>>

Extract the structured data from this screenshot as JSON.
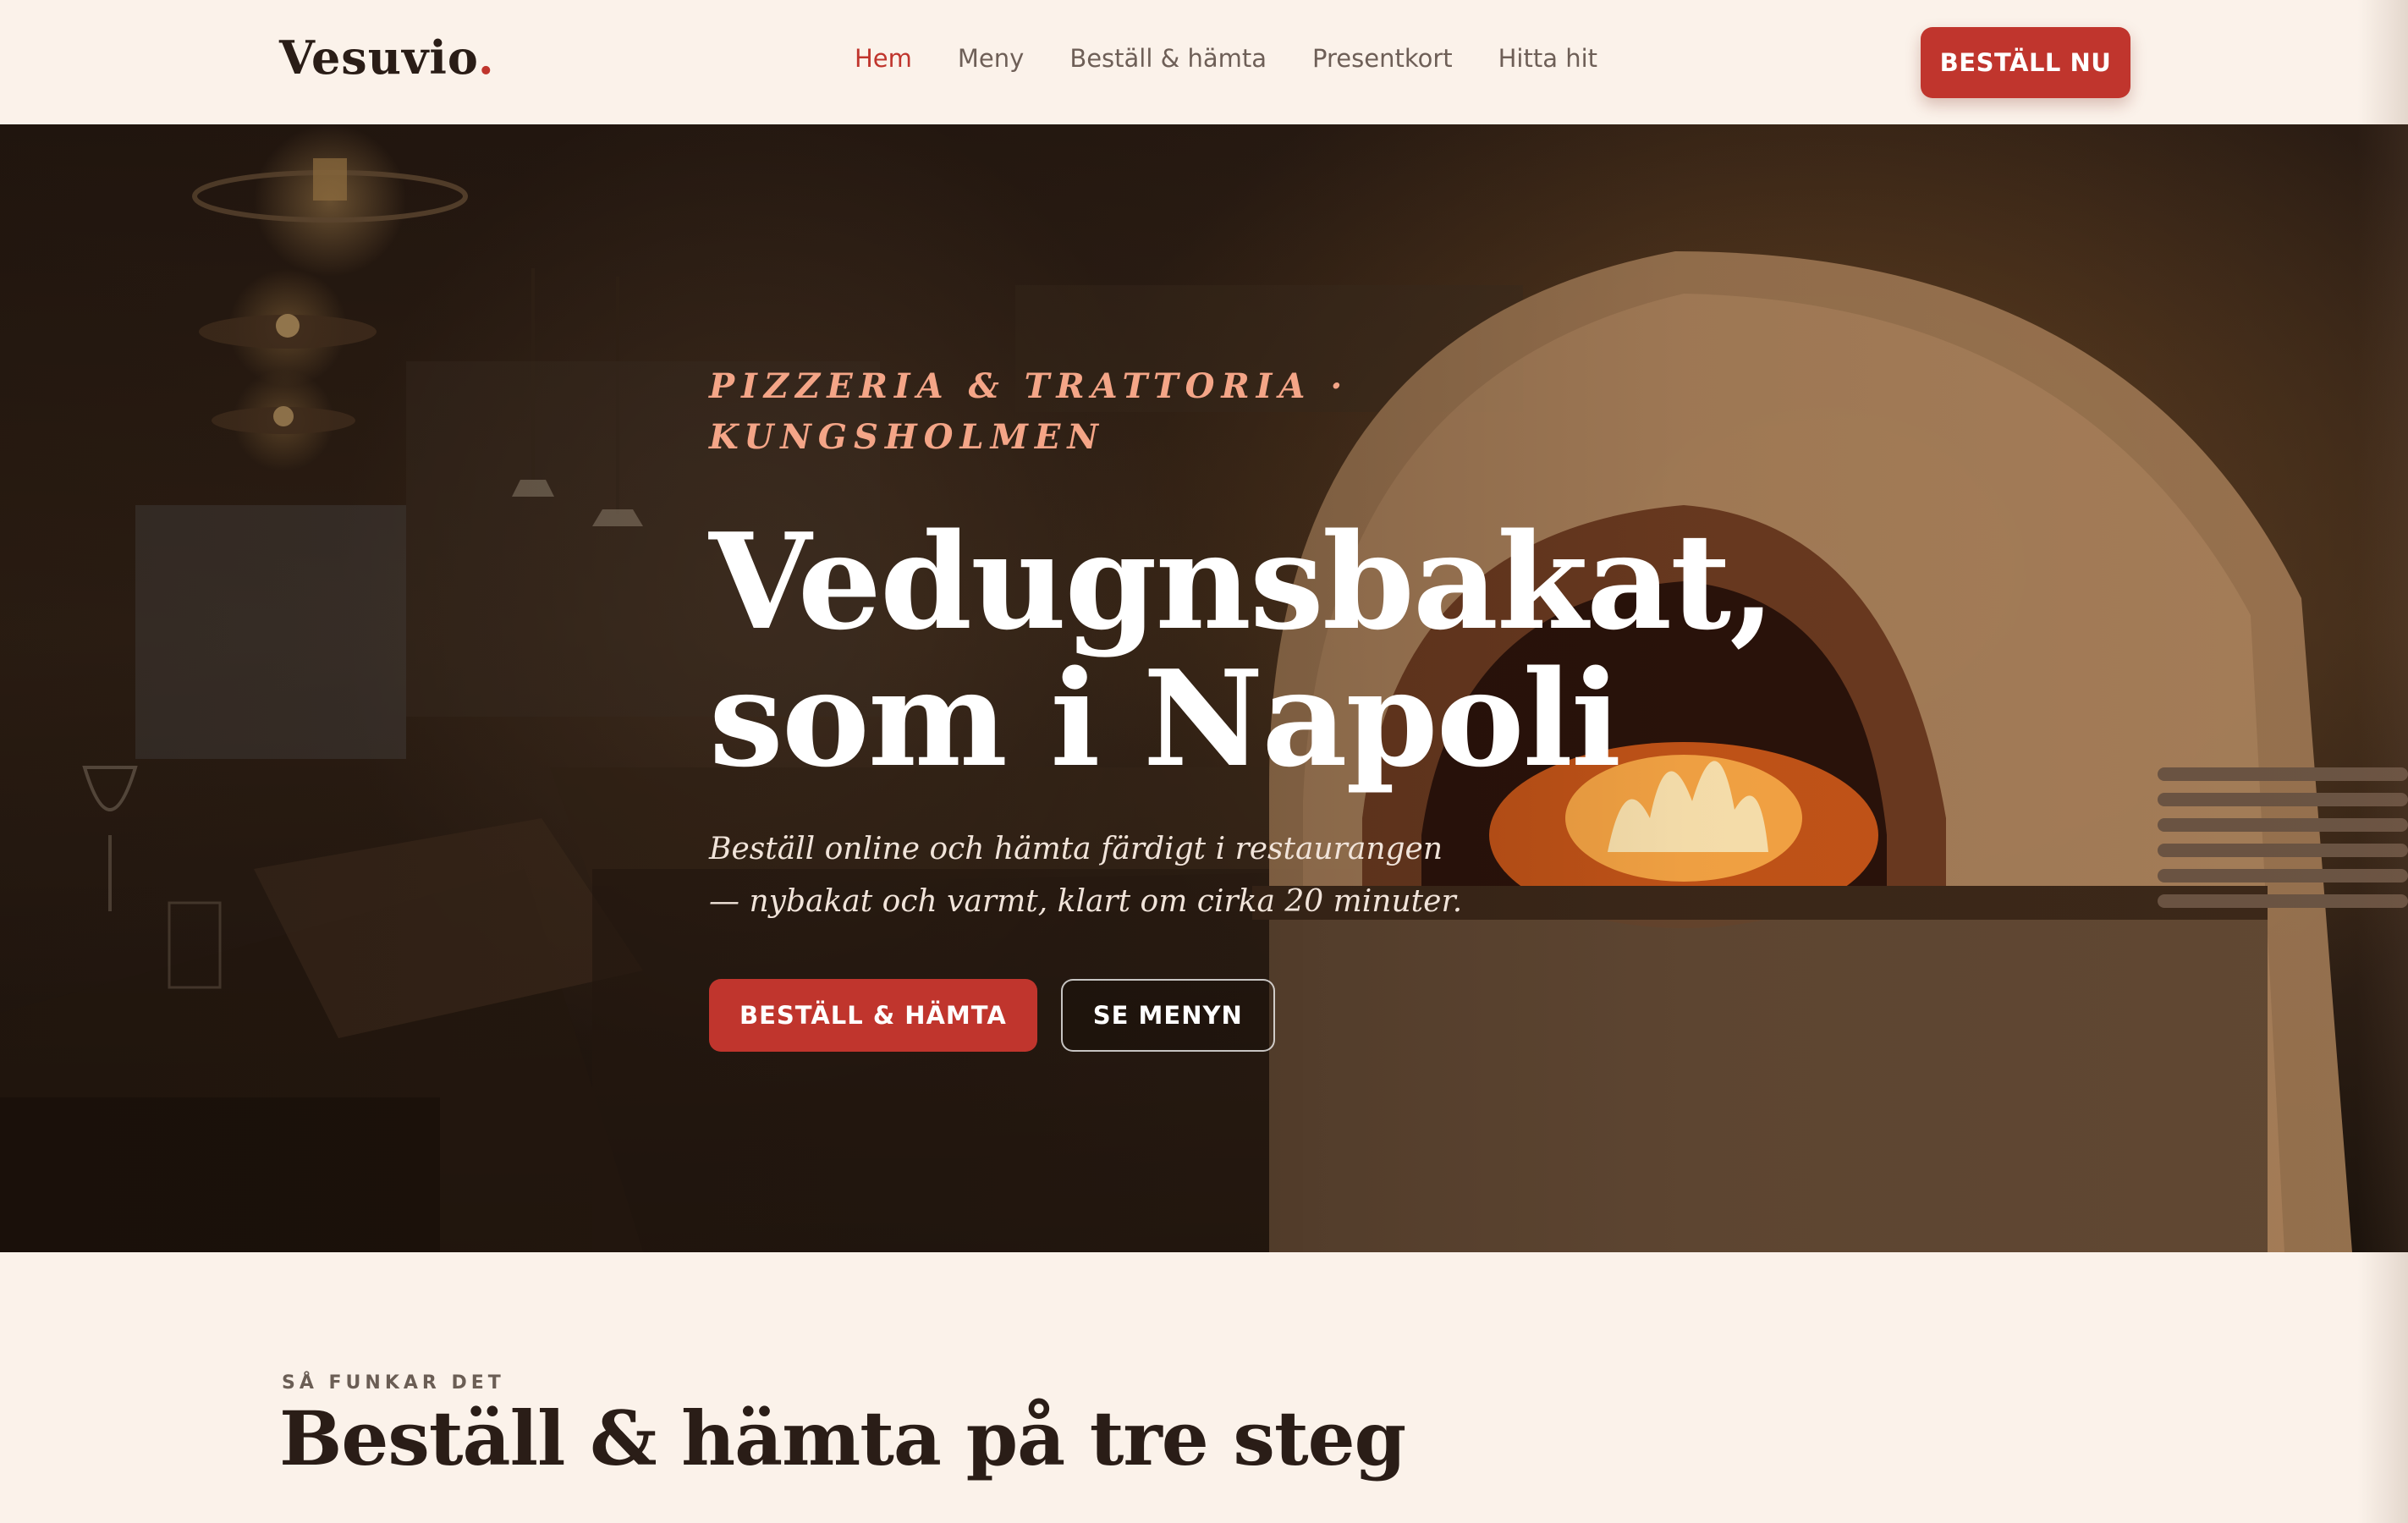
{
  "brand": {
    "name": "Vesuvio",
    "dot": ".",
    "accent": "#c0352d"
  },
  "nav": {
    "links": [
      {
        "label": "Hem",
        "active": true
      },
      {
        "label": "Meny",
        "active": false
      },
      {
        "label": "Beställ & hämta",
        "active": false
      },
      {
        "label": "Presentkort",
        "active": false
      },
      {
        "label": "Hitta hit",
        "active": false
      }
    ],
    "cta": "BESTÄLL NU"
  },
  "hero": {
    "eyebrow": "PIZZERIA & TRATTORIA · KUNGSHOLMEN",
    "headline_line1": "Vedugnsbakat,",
    "headline_line2": "som i Napoli",
    "lead": "Beställ online och hämta färdigt i restaurangen — nybakat och varmt, klart om cirka 20 minuter.",
    "primary_button": "BESTÄLL & HÄMTA",
    "secondary_button": "SE MENYN"
  },
  "steps": {
    "eyebrow": "SÅ FUNKAR DET",
    "title": "Beställ & hämta på tre steg"
  }
}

<<

Set task - Working from the material above, transcribe it exactly while omitting pictures.

Final result -
Extract the structured data from this screenshot as JSON.
{
  "brand": {
    "name": "Vesuvio",
    "dot": ".",
    "accent": "#c0352d"
  },
  "nav": {
    "links": [
      {
        "label": "Hem",
        "active": true
      },
      {
        "label": "Meny",
        "active": false
      },
      {
        "label": "Beställ & hämta",
        "active": false
      },
      {
        "label": "Presentkort",
        "active": false
      },
      {
        "label": "Hitta hit",
        "active": false
      }
    ],
    "cta": "BESTÄLL NU"
  },
  "hero": {
    "eyebrow": "PIZZERIA & TRATTORIA · KUNGSHOLMEN",
    "headline_line1": "Vedugnsbakat,",
    "headline_line2": "som i Napoli",
    "lead": "Beställ online och hämta färdigt i restaurangen — nybakat och varmt, klart om cirka 20 minuter.",
    "primary_button": "BESTÄLL & HÄMTA",
    "secondary_button": "SE MENYN"
  },
  "steps": {
    "eyebrow": "SÅ FUNKAR DET",
    "title": "Beställ & hämta på tre steg"
  }
}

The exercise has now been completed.